* **WHAT TO DO**: Without the pictures, give the entries below again exactly as written.

Records that describe figures
★ ★ ★ ★

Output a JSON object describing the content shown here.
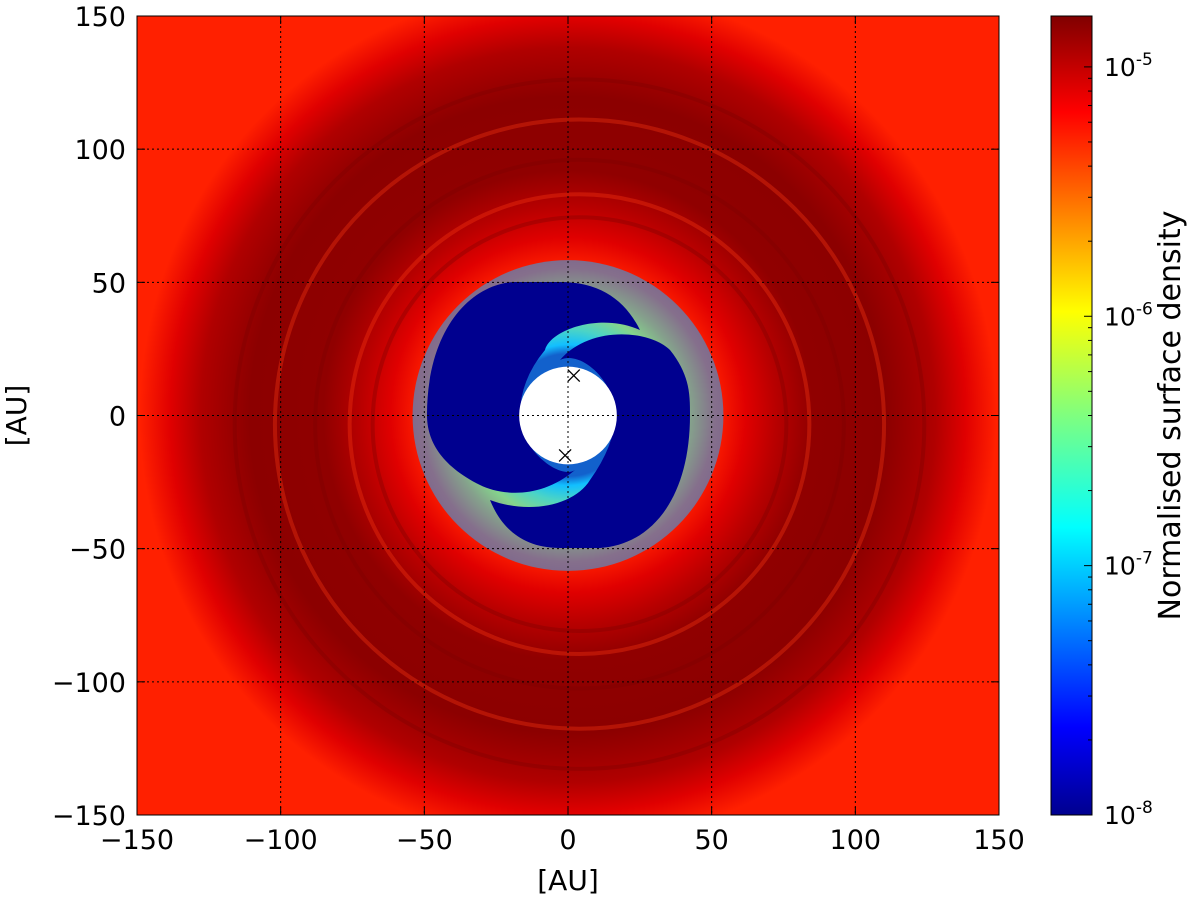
{
  "chart_data": {
    "type": "heatmap",
    "title": "",
    "xlabel": "[AU]",
    "ylabel": "[AU]",
    "xlim": [
      -150,
      150
    ],
    "ylim": [
      -150,
      150
    ],
    "xticks": [
      -150,
      -100,
      -50,
      0,
      50,
      100,
      150
    ],
    "yticks": [
      -150,
      -100,
      -50,
      0,
      50,
      100,
      150
    ],
    "xtick_labels": [
      "−150",
      "−100",
      "−50",
      "0",
      "50",
      "100",
      "150"
    ],
    "ytick_labels": [
      "−150",
      "−100",
      "−50",
      "0",
      "50",
      "100",
      "150"
    ],
    "grid": true,
    "colormap": "jet",
    "colorbar": {
      "label": "Normalised surface density",
      "scale": "log",
      "range": [
        1e-08,
        1.6e-05
      ],
      "tick_values": [
        1e-08,
        1e-07,
        1e-06,
        1e-05
      ],
      "tick_bases": [
        "10",
        "10",
        "10",
        "10"
      ],
      "tick_exponents": [
        "-8",
        "-7",
        "-6",
        "-5"
      ]
    },
    "features": {
      "inner_hole_radius_au": 17,
      "cavity_outer_radius_au": 52,
      "disc_peak_radius_au": 90,
      "outer_density_level": 1.3e-05
    },
    "markers": [
      {
        "symbol": "x",
        "x": 2,
        "y": 15
      },
      {
        "symbol": "x",
        "x": -1,
        "y": -15
      }
    ]
  }
}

★ ★ ★ ★

* **THE OUTPUT**:
Output a JSON object describing the content shown here.
{
  "chart_data": {
    "type": "heatmap",
    "title": "",
    "xlabel": "[AU]",
    "ylabel": "[AU]",
    "xlim": [
      -150,
      150
    ],
    "ylim": [
      -150,
      150
    ],
    "xticks": [
      -150,
      -100,
      -50,
      0,
      50,
      100,
      150
    ],
    "yticks": [
      -150,
      -100,
      -50,
      0,
      50,
      100,
      150
    ],
    "xtick_labels": [
      "−150",
      "−100",
      "−50",
      "0",
      "50",
      "100",
      "150"
    ],
    "ytick_labels": [
      "−150",
      "−100",
      "−50",
      "0",
      "50",
      "100",
      "150"
    ],
    "grid": true,
    "colormap": "jet",
    "colorbar": {
      "label": "Normalised surface density",
      "scale": "log",
      "range": [
        1e-08,
        1.6e-05
      ],
      "tick_values": [
        1e-08,
        1e-07,
        1e-06,
        1e-05
      ],
      "tick_bases": [
        "10",
        "10",
        "10",
        "10"
      ],
      "tick_exponents": [
        "-8",
        "-7",
        "-6",
        "-5"
      ]
    },
    "features": {
      "inner_hole_radius_au": 17,
      "cavity_outer_radius_au": 52,
      "disc_peak_radius_au": 90,
      "outer_density_level": 1.3e-05
    },
    "markers": [
      {
        "symbol": "x",
        "x": 2,
        "y": 15
      },
      {
        "symbol": "x",
        "x": -1,
        "y": -15
      }
    ]
  }
}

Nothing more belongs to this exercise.